(Part of a data file)
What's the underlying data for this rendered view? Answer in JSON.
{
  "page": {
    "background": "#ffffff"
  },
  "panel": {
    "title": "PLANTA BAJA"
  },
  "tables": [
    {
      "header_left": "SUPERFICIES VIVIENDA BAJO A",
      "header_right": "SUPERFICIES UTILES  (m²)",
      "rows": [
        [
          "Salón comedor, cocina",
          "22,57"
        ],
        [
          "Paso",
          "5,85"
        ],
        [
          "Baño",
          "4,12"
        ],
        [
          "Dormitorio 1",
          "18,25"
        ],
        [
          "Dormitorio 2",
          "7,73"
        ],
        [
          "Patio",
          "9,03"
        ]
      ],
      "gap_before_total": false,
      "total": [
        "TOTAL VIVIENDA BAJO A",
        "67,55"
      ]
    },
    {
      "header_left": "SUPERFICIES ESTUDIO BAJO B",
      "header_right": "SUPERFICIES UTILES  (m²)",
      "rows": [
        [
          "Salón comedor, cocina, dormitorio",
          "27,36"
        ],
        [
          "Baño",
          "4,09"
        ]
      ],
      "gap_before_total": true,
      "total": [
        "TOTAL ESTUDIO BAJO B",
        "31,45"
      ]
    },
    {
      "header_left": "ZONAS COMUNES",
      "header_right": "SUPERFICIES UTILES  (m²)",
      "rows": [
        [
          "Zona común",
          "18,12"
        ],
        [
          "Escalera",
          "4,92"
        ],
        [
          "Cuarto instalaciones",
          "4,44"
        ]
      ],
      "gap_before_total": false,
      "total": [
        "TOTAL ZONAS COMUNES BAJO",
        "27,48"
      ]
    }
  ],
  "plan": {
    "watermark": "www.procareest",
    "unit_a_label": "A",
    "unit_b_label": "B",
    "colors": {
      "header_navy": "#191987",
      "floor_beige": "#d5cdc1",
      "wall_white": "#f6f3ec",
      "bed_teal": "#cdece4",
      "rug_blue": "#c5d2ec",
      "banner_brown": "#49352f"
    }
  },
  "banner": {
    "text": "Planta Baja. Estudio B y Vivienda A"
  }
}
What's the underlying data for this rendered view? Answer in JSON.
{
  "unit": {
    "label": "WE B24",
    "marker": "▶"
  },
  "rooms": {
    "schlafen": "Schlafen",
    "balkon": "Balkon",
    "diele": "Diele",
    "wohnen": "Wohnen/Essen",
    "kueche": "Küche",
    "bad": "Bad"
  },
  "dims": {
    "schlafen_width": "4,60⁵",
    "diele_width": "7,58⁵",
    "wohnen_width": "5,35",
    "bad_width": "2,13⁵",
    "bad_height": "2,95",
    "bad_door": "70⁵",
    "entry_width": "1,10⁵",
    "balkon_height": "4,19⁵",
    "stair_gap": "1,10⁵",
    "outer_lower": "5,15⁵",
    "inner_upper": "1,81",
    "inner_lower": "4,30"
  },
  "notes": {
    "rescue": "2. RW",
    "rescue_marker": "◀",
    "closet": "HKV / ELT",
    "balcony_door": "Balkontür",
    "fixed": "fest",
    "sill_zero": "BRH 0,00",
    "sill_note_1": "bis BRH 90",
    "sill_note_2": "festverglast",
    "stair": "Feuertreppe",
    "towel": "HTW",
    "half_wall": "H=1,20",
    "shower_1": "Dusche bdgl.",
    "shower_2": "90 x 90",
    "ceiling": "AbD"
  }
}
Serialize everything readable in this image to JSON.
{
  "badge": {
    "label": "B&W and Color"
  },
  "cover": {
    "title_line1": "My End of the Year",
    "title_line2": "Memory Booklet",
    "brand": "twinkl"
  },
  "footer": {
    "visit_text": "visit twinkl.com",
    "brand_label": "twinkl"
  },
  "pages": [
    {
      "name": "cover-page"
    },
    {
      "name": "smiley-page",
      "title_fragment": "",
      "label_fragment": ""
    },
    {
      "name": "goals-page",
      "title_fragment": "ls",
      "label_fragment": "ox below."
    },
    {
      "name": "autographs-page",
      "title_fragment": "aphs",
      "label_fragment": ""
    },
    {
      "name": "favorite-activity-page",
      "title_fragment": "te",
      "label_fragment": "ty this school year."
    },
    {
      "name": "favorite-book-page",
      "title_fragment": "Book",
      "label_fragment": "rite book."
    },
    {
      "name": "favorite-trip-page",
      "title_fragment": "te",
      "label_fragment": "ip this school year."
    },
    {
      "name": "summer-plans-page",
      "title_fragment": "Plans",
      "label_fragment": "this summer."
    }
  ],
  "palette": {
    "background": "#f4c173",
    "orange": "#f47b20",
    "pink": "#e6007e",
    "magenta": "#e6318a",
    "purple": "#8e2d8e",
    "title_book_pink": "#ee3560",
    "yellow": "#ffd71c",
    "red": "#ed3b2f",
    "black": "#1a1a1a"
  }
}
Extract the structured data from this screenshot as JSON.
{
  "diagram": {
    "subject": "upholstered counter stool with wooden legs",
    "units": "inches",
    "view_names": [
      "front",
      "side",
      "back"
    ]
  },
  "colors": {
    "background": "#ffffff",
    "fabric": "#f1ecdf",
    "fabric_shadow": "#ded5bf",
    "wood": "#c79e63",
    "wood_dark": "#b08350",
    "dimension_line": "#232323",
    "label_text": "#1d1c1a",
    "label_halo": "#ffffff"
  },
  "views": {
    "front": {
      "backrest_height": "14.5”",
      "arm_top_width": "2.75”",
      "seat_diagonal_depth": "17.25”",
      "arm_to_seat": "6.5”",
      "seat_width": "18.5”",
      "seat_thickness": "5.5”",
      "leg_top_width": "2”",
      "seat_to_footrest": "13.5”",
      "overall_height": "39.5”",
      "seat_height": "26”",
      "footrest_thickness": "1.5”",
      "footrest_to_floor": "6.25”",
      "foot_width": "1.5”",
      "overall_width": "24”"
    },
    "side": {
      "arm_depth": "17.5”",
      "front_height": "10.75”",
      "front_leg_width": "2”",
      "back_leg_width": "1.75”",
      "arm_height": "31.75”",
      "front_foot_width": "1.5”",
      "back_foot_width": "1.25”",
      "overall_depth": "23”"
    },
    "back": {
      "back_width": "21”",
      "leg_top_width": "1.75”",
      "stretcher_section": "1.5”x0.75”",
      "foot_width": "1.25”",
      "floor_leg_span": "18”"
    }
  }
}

▶ [Task instructions]
Return every line exactly.

▶ [The response]
What's the underlying data for this rendered view? Answer in JSON.
{
  "page": {
    "background": "#ffffff"
  },
  "panel": {
    "title": "PLANTA BAJA"
  },
  "tables": [
    {
      "header_left": "SUPERFICIES VIVIENDA BAJO A",
      "header_right": "SUPERFICIES UTILES  (m²)",
      "rows": [
        [
          "Salón comedor, cocina",
          "22,57"
        ],
        [
          "Paso",
          "5,85"
        ],
        [
          "Baño",
          "4,12"
        ],
        [
          "Dormitorio 1",
          "18,25"
        ],
        [
          "Dormitorio 2",
          "7,73"
        ],
        [
          "Patio",
          "9,03"
        ]
      ],
      "gap_before_total": false,
      "total": [
        "TOTAL VIVIENDA BAJO A",
        "67,55"
      ]
    },
    {
      "header_left": "SUPERFICIES ESTUDIO BAJO B",
      "header_right": "SUPERFICIES UTILES  (m²)",
      "rows": [
        [
          "Salón comedor, cocina, dormitorio",
          "27,36"
        ],
        [
          "Baño",
          "4,09"
        ]
      ],
      "gap_before_total": true,
      "total": [
        "TOTAL ESTUDIO BAJO B",
        "31,45"
      ]
    },
    {
      "header_left": "ZONAS COMUNES",
      "header_right": "SUPERFICIES UTILES  (m²)",
      "rows": [
        [
          "Zona común",
          "18,12"
        ],
        [
          "Escalera",
          "4,92"
        ],
        [
          "Cuarto instalaciones",
          "4,44"
        ]
      ],
      "gap_before_total": false,
      "total": [
        "TOTAL ZONAS COMUNES BAJO",
        "27,48"
      ]
    }
  ],
  "plan": {
    "watermark": "www.procareest",
    "unit_a_label": "A",
    "unit_b_label": "B",
    "colors": {
      "header_navy": "#191987",
      "floor_beige": "#d5cdc1",
      "wall_white": "#f6f3ec",
      "bed_teal": "#cdece4",
      "rug_blue": "#c5d2ec",
      "banner_brown": "#49352f"
    }
  },
  "banner": {
    "text": "Planta Baja. Estudio B y Vivienda A"
  }
}
What's the underlying data for this rendered view? Answer in JSON.
{
  "unit": {
    "label": "WE B24",
    "marker": "▶"
  },
  "rooms": {
    "schlafen": "Schlafen",
    "balkon": "Balkon",
    "diele": "Diele",
    "wohnen": "Wohnen/Essen",
    "kueche": "Küche",
    "bad": "Bad"
  },
  "dims": {
    "schlafen_width": "4,60⁵",
    "diele_width": "7,58⁵",
    "wohnen_width": "5,35",
    "bad_width": "2,13⁵",
    "bad_height": "2,95",
    "bad_door": "70⁵",
    "entry_width": "1,10⁵",
    "balkon_height": "4,19⁵",
    "stair_gap": "1,10⁵",
    "outer_lower": "5,15⁵",
    "inner_upper": "1,81",
    "inner_lower": "4,30"
  },
  "notes": {
    "rescue": "2. RW",
    "rescue_marker": "◀",
    "closet": "HKV / ELT",
    "balcony_door": "Balkontür",
    "fixed": "fest",
    "sill_zero": "BRH 0,00",
    "sill_note_1": "bis BRH 90",
    "sill_note_2": "festverglast",
    "stair": "Feuertreppe",
    "towel": "HTW",
    "half_wall": "H=1,20",
    "shower_1": "Dusche bdgl.",
    "shower_2": "90 x 90",
    "ceiling": "AbD"
  }
}
Serialize everything readable in this image to JSON.
{
  "badge": {
    "label": "B&W and Color"
  },
  "cover": {
    "title_line1": "My End of the Year",
    "title_line2": "Memory Booklet",
    "brand": "twinkl"
  },
  "footer": {
    "visit_text": "visit twinkl.com",
    "brand_label": "twinkl"
  },
  "pages": [
    {
      "name": "cover-page"
    },
    {
      "name": "smiley-page",
      "title_fragment": "",
      "label_fragment": ""
    },
    {
      "name": "goals-page",
      "title_fragment": "ls",
      "label_fragment": "ox below."
    },
    {
      "name": "autographs-page",
      "title_fragment": "aphs",
      "label_fragment": ""
    },
    {
      "name": "favorite-activity-page",
      "title_fragment": "te",
      "label_fragment": "ty this school year."
    },
    {
      "name": "favorite-book-page",
      "title_fragment": "Book",
      "label_fragment": "rite book."
    },
    {
      "name": "favorite-trip-page",
      "title_fragment": "te",
      "label_fragment": "ip this school year."
    },
    {
      "name": "summer-plans-page",
      "title_fragment": "Plans",
      "label_fragment": "this summer."
    }
  ],
  "palette": {
    "background": "#f4c173",
    "orange": "#f47b20",
    "pink": "#e6007e",
    "magenta": "#e6318a",
    "purple": "#8e2d8e",
    "title_book_pink": "#ee3560",
    "yellow": "#ffd71c",
    "red": "#ed3b2f",
    "black": "#1a1a1a"
  }
}
Extract the structured data from this screenshot as JSON.
{
  "diagram": {
    "subject": "upholstered counter stool with wooden legs",
    "units": "inches",
    "view_names": [
      "front",
      "side",
      "back"
    ]
  },
  "colors": {
    "background": "#ffffff",
    "fabric": "#f1ecdf",
    "fabric_shadow": "#ded5bf",
    "wood": "#c79e63",
    "wood_dark": "#b08350",
    "dimension_line": "#232323",
    "label_text": "#1d1c1a",
    "label_halo": "#ffffff"
  },
  "views": {
    "front": {
      "backrest_height": "14.5”",
      "arm_top_width": "2.75”",
      "seat_diagonal_depth": "17.25”",
      "arm_to_seat": "6.5”",
      "seat_width": "18.5”",
      "seat_thickness": "5.5”",
      "leg_top_width": "2”",
      "seat_to_footrest": "13.5”",
      "overall_height": "39.5”",
      "seat_height": "26”",
      "footrest_thickness": "1.5”",
      "footrest_to_floor": "6.25”",
      "foot_width": "1.5”",
      "overall_width": "24”"
    },
    "side": {
      "arm_depth": "17.5”",
      "front_height": "10.75”",
      "front_leg_width": "2”",
      "back_leg_width": "1.75”",
      "arm_height": "31.75”",
      "front_foot_width": "1.5”",
      "back_foot_width": "1.25”",
      "overall_depth": "23”"
    },
    "back": {
      "back_width": "21”",
      "leg_top_width": "1.75”",
      "stretcher_section": "1.5”x0.75”",
      "foot_width": "1.25”",
      "floor_leg_span": "18”"
    }
  }
}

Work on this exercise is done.